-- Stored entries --
--- START ---

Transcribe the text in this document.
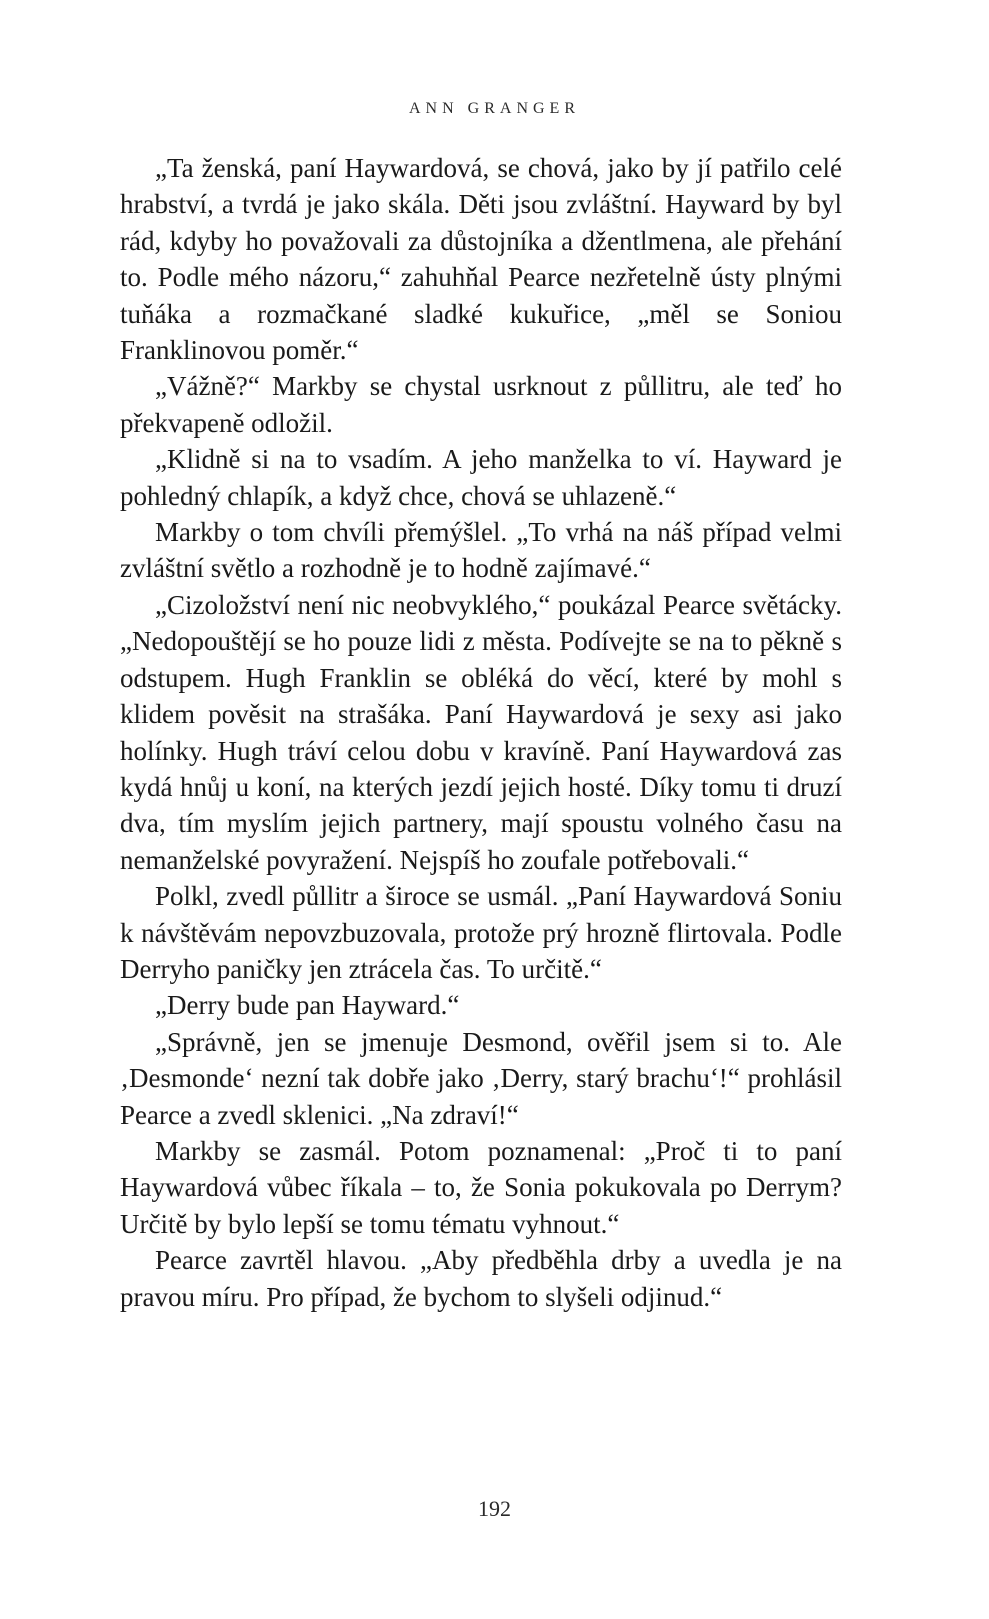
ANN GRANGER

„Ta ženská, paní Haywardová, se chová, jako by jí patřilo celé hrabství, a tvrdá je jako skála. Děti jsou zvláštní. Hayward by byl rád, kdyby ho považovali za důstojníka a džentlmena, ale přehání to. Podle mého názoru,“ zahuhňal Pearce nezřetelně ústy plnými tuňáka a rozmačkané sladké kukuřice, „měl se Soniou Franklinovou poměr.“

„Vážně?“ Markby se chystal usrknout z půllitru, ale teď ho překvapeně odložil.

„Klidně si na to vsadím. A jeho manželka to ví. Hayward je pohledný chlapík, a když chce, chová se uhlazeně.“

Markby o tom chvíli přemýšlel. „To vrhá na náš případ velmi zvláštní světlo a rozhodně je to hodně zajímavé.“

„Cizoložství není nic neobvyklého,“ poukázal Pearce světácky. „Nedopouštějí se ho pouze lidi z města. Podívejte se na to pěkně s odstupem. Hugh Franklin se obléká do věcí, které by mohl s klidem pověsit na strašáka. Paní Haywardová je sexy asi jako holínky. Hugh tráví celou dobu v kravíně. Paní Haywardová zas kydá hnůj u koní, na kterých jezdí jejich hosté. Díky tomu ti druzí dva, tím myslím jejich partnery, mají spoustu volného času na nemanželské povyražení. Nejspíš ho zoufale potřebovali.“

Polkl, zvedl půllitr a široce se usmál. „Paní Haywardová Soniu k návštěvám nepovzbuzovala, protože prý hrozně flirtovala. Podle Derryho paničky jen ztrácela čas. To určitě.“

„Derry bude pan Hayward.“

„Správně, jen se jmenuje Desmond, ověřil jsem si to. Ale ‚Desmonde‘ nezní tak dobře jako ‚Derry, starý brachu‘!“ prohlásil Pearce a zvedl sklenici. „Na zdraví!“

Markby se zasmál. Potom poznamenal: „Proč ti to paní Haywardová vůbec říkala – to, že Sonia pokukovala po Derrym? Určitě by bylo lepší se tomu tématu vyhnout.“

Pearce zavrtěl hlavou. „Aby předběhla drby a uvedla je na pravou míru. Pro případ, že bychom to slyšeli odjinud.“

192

--- END ---
--- START ---

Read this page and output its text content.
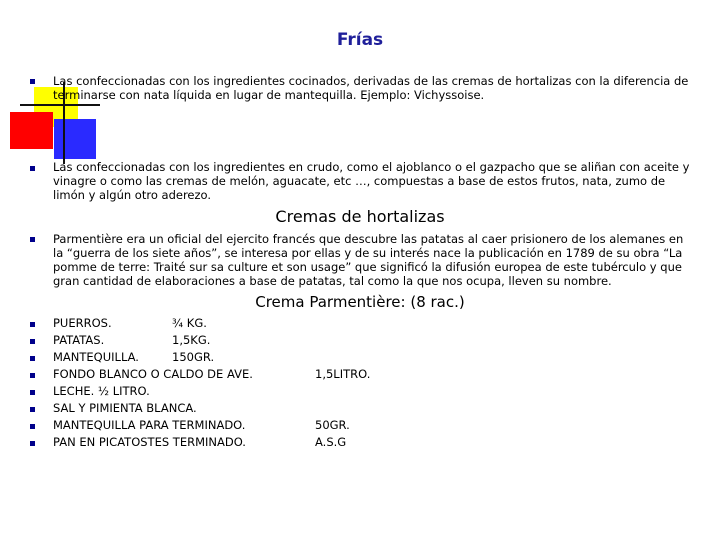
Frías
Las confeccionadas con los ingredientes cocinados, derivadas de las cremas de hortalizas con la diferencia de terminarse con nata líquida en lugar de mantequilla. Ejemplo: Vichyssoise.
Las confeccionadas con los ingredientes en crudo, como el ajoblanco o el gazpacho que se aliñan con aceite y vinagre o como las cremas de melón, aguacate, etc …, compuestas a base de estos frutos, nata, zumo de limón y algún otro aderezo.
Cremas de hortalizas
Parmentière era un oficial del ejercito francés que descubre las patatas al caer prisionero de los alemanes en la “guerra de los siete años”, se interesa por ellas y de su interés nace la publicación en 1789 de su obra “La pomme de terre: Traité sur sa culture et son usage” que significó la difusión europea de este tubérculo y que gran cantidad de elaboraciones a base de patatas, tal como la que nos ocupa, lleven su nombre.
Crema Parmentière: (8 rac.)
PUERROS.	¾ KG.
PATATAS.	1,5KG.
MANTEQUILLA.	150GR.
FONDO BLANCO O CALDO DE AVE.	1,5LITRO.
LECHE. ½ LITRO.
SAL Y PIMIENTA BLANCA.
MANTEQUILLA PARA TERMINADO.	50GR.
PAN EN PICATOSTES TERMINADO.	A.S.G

--- END ---
--- START ---

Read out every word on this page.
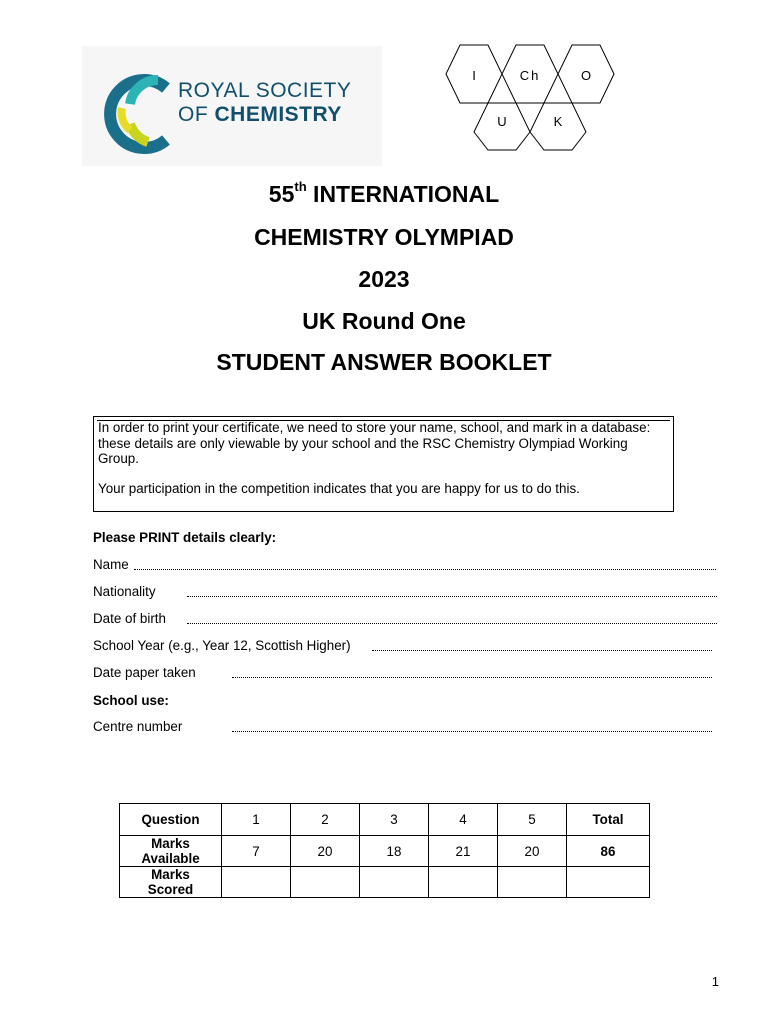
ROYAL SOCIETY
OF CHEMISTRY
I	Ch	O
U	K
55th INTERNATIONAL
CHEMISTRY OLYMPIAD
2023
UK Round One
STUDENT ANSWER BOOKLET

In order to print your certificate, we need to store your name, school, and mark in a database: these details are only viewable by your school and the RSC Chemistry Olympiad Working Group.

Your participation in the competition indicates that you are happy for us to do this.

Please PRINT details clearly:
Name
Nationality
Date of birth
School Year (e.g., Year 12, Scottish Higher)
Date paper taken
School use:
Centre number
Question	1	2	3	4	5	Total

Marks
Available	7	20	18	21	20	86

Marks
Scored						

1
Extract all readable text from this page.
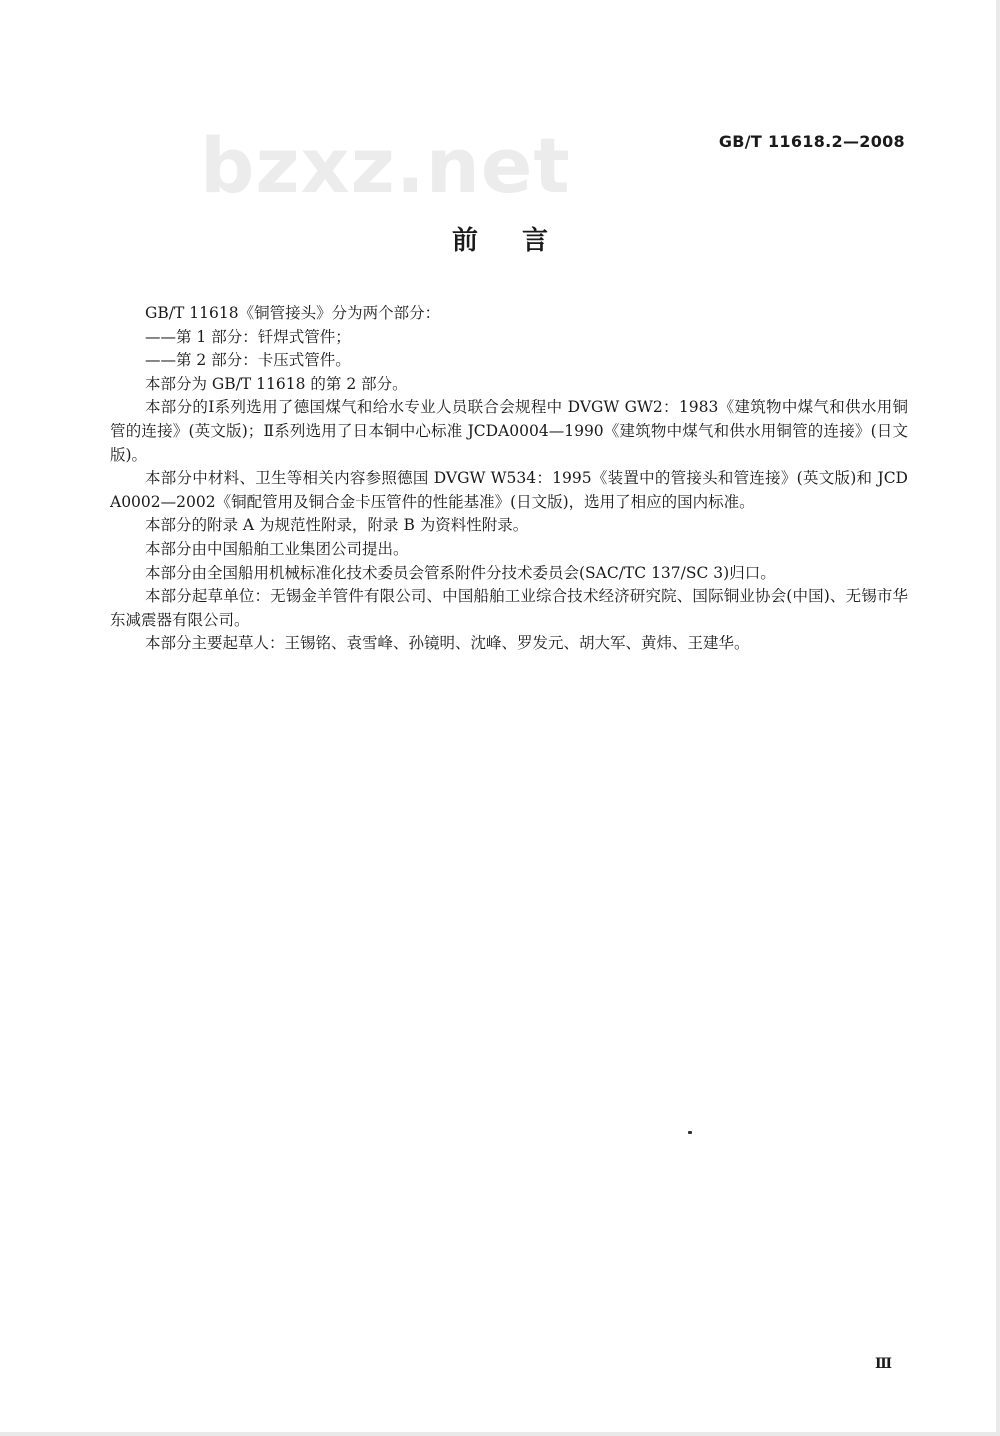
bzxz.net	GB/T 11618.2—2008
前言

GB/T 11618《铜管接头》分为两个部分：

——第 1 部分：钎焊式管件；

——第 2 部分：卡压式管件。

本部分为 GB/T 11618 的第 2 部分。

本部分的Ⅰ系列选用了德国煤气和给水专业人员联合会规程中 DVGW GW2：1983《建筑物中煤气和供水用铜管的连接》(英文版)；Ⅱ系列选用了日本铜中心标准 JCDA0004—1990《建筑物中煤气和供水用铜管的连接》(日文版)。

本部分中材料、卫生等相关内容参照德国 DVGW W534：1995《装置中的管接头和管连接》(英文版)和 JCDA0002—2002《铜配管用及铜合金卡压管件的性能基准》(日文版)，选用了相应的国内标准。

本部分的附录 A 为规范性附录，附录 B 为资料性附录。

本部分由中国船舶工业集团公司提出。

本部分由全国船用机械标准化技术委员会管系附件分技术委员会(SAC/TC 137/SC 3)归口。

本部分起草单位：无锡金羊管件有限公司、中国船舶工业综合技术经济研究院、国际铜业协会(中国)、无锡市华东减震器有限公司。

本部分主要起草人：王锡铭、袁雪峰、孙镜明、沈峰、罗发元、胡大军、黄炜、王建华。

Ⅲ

--- END ---

Looking at the material above, count the lines that hold "details" and give the total alone.

-- ANSWER BELOW --
2